Dataset records:
● ● ● ● ● ● ●
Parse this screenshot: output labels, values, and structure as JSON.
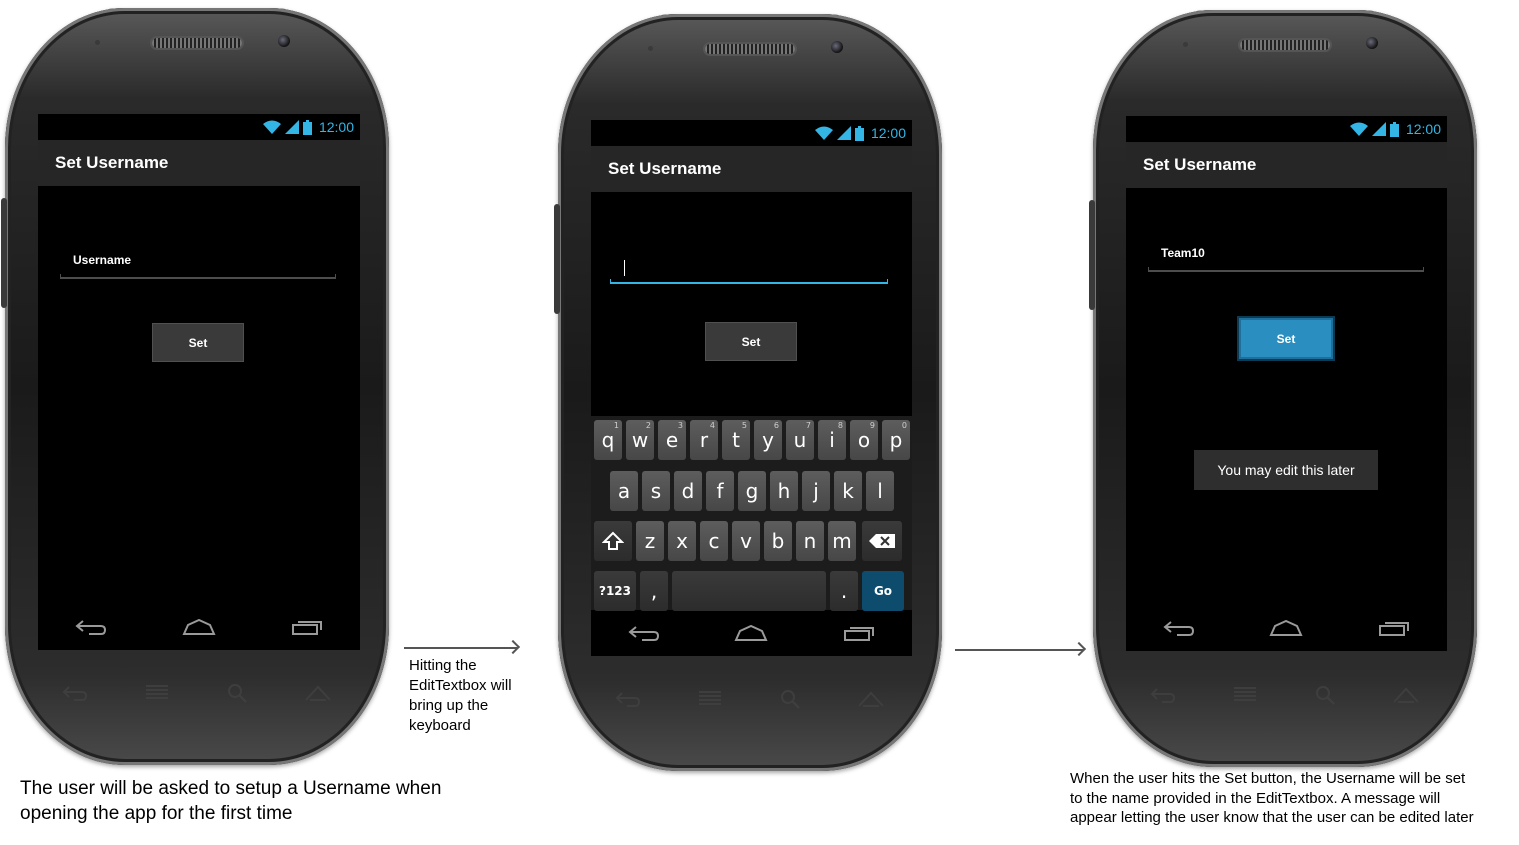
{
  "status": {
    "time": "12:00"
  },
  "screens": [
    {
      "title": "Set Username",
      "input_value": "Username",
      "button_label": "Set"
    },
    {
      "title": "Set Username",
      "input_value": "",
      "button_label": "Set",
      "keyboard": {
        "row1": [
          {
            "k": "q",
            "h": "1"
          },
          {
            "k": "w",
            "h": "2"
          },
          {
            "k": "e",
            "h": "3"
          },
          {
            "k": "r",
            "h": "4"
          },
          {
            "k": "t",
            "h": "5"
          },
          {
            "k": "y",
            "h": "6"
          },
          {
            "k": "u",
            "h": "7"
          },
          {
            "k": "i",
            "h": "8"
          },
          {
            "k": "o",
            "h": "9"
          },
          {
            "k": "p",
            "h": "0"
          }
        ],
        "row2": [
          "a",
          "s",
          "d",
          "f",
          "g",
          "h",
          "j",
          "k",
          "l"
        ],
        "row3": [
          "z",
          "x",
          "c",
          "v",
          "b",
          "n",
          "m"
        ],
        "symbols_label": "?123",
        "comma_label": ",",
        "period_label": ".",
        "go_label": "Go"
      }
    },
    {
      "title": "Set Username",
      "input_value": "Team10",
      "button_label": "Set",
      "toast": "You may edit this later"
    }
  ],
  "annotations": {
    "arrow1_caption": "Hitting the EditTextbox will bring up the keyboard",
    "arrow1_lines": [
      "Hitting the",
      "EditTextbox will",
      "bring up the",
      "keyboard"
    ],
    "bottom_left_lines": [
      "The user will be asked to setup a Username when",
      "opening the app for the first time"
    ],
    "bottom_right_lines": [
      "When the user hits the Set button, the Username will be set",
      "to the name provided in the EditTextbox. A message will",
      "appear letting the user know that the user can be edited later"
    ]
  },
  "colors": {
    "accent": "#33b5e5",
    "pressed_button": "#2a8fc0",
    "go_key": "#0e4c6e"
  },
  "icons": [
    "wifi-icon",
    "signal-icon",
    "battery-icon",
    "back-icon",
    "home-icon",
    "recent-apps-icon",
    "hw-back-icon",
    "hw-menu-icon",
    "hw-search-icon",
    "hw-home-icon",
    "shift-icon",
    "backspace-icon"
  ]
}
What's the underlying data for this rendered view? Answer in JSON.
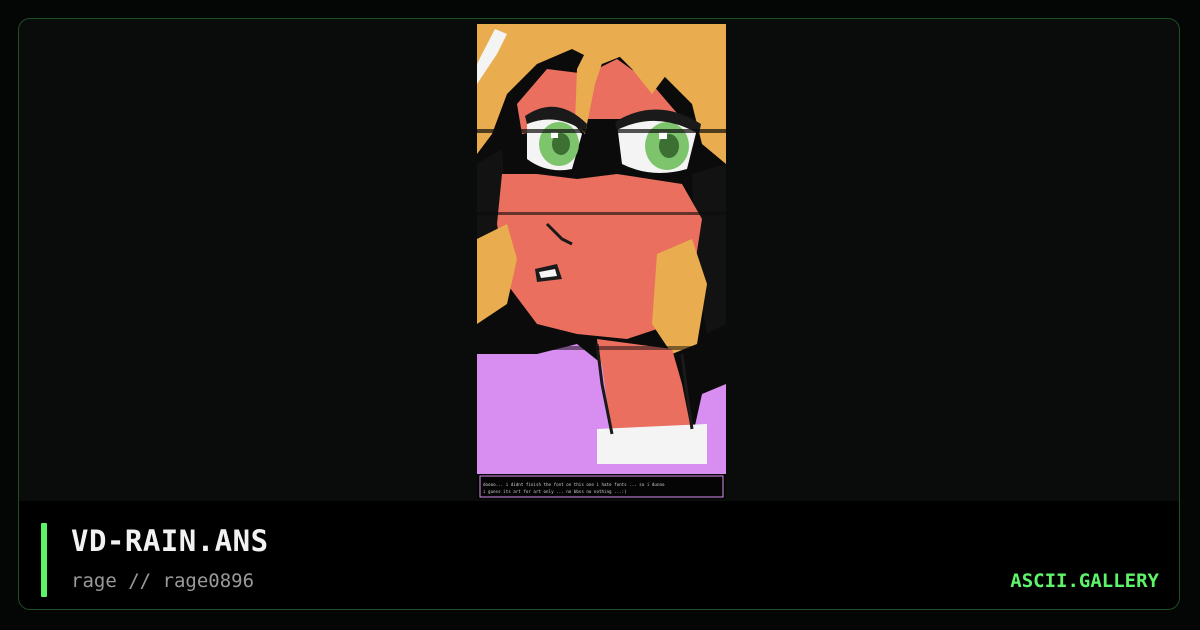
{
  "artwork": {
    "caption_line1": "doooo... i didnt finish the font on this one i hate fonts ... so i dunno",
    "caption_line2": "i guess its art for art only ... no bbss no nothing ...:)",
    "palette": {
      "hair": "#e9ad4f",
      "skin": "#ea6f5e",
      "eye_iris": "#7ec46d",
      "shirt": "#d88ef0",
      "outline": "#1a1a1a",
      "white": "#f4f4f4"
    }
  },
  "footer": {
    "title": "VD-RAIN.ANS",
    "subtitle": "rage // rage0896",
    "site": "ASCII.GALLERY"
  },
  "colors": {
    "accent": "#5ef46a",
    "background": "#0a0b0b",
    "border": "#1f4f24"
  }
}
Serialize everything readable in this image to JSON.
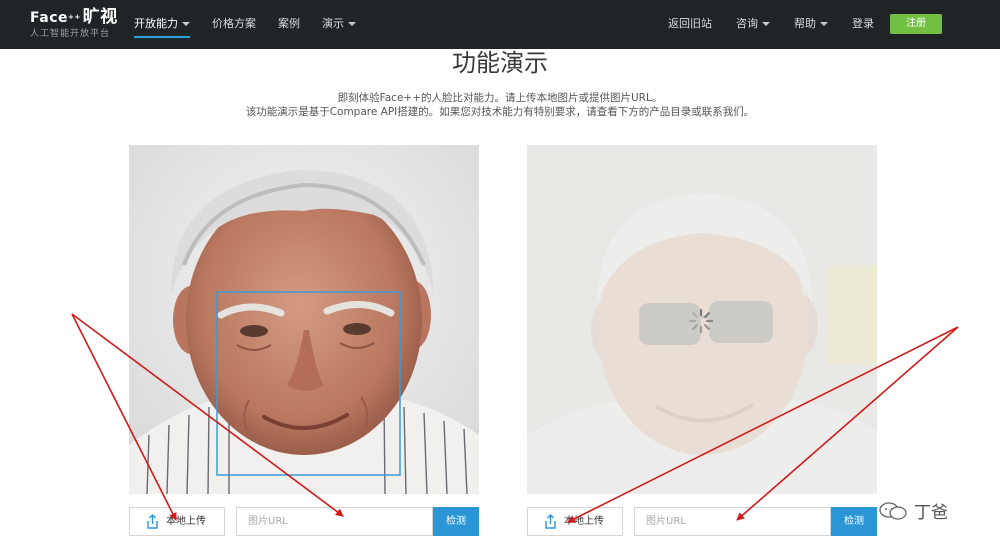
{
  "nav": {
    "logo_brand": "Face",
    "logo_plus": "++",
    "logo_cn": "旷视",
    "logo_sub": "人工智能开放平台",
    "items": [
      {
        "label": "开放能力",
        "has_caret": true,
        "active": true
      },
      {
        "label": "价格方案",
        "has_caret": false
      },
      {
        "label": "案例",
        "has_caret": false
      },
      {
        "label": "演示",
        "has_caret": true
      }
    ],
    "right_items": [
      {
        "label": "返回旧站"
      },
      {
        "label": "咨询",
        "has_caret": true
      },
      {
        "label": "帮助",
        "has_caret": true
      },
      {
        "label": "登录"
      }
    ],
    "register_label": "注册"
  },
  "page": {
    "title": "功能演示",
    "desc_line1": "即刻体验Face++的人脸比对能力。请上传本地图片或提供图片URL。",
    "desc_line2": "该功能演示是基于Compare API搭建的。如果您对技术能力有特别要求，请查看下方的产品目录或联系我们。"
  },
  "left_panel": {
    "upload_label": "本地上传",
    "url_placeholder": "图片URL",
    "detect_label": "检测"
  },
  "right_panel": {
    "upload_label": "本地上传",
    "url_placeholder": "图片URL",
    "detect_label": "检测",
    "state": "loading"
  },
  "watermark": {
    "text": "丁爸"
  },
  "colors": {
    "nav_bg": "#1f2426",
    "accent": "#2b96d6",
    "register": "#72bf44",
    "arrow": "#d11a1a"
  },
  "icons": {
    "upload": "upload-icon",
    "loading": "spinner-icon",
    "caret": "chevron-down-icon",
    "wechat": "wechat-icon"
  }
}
● ● ● ● ● ● ●
#### Your objective
Go through the listing above and write it all out exactly, leaving out any picture.

#### Correct result
Parse this screenshot: output labels, values, and structure as JSON.
{
  "status": {
    "time": "12:00"
  },
  "screens": [
    {
      "title": "Set Username",
      "input_value": "Username",
      "button_label": "Set"
    },
    {
      "title": "Set Username",
      "input_value": "",
      "button_label": "Set",
      "keyboard": {
        "row1": [
          {
            "k": "q",
            "h": "1"
          },
          {
            "k": "w",
            "h": "2"
          },
          {
            "k": "e",
            "h": "3"
          },
          {
            "k": "r",
            "h": "4"
          },
          {
            "k": "t",
            "h": "5"
          },
          {
            "k": "y",
            "h": "6"
          },
          {
            "k": "u",
            "h": "7"
          },
          {
            "k": "i",
            "h": "8"
          },
          {
            "k": "o",
            "h": "9"
          },
          {
            "k": "p",
            "h": "0"
          }
        ],
        "row2": [
          "a",
          "s",
          "d",
          "f",
          "g",
          "h",
          "j",
          "k",
          "l"
        ],
        "row3": [
          "z",
          "x",
          "c",
          "v",
          "b",
          "n",
          "m"
        ],
        "symbols_label": "?123",
        "comma_label": ",",
        "period_label": ".",
        "go_label": "Go"
      }
    },
    {
      "title": "Set Username",
      "input_value": "Team10",
      "button_label": "Set",
      "toast": "You may edit this later"
    }
  ],
  "annotations": {
    "arrow1_caption": "Hitting the EditTextbox will bring up the keyboard",
    "arrow1_lines": [
      "Hitting the",
      "EditTextbox will",
      "bring up the",
      "keyboard"
    ],
    "bottom_left_lines": [
      "The user will be asked to setup a Username when",
      "opening the app for the first time"
    ],
    "bottom_right_lines": [
      "When the user hits the Set button, the Username will be set",
      "to the name provided in the EditTextbox. A message will",
      "appear letting the user know that the user can be edited later"
    ]
  },
  "colors": {
    "accent": "#33b5e5",
    "pressed_button": "#2a8fc0",
    "go_key": "#0e4c6e"
  },
  "icons": [
    "wifi-icon",
    "signal-icon",
    "battery-icon",
    "back-icon",
    "home-icon",
    "recent-apps-icon",
    "hw-back-icon",
    "hw-menu-icon",
    "hw-search-icon",
    "hw-home-icon",
    "shift-icon",
    "backspace-icon"
  ]
}
What's the underlying data for this rendered view? Answer in JSON.
{
  "artwork": {
    "caption_line1": "doooo... i didnt finish the font on this one i hate fonts ... so i dunno",
    "caption_line2": "i guess its art for art only ... no bbss no nothing ...:)",
    "palette": {
      "hair": "#e9ad4f",
      "skin": "#ea6f5e",
      "eye_iris": "#7ec46d",
      "shirt": "#d88ef0",
      "outline": "#1a1a1a",
      "white": "#f4f4f4"
    }
  },
  "footer": {
    "title": "VD-RAIN.ANS",
    "subtitle": "rage // rage0896",
    "site": "ASCII.GALLERY"
  },
  "colors": {
    "accent": "#5ef46a",
    "background": "#0a0b0b",
    "border": "#1f4f24"
  }
}
Serialize everything readable in this image to JSON.
{
  "nav": {
    "logo_brand": "Face",
    "logo_plus": "++",
    "logo_cn": "旷视",
    "logo_sub": "人工智能开放平台",
    "items": [
      {
        "label": "开放能力",
        "has_caret": true,
        "active": true
      },
      {
        "label": "价格方案",
        "has_caret": false
      },
      {
        "label": "案例",
        "has_caret": false
      },
      {
        "label": "演示",
        "has_caret": true
      }
    ],
    "right_items": [
      {
        "label": "返回旧站"
      },
      {
        "label": "咨询",
        "has_caret": true
      },
      {
        "label": "帮助",
        "has_caret": true
      },
      {
        "label": "登录"
      }
    ],
    "register_label": "注册"
  },
  "page": {
    "title": "功能演示",
    "desc_line1": "即刻体验Face++的人脸比对能力。请上传本地图片或提供图片URL。",
    "desc_line2": "该功能演示是基于Compare API搭建的。如果您对技术能力有特别要求，请查看下方的产品目录或联系我们。"
  },
  "left_panel": {
    "upload_label": "本地上传",
    "url_placeholder": "图片URL",
    "detect_label": "检测"
  },
  "right_panel": {
    "upload_label": "本地上传",
    "url_placeholder": "图片URL",
    "detect_label": "检测",
    "state": "loading"
  },
  "watermark": {
    "text": "丁爸"
  },
  "colors": {
    "nav_bg": "#1f2426",
    "accent": "#2b96d6",
    "register": "#72bf44",
    "arrow": "#d11a1a"
  },
  "icons": {
    "upload": "upload-icon",
    "loading": "spinner-icon",
    "caret": "chevron-down-icon",
    "wechat": "wechat-icon"
  }
}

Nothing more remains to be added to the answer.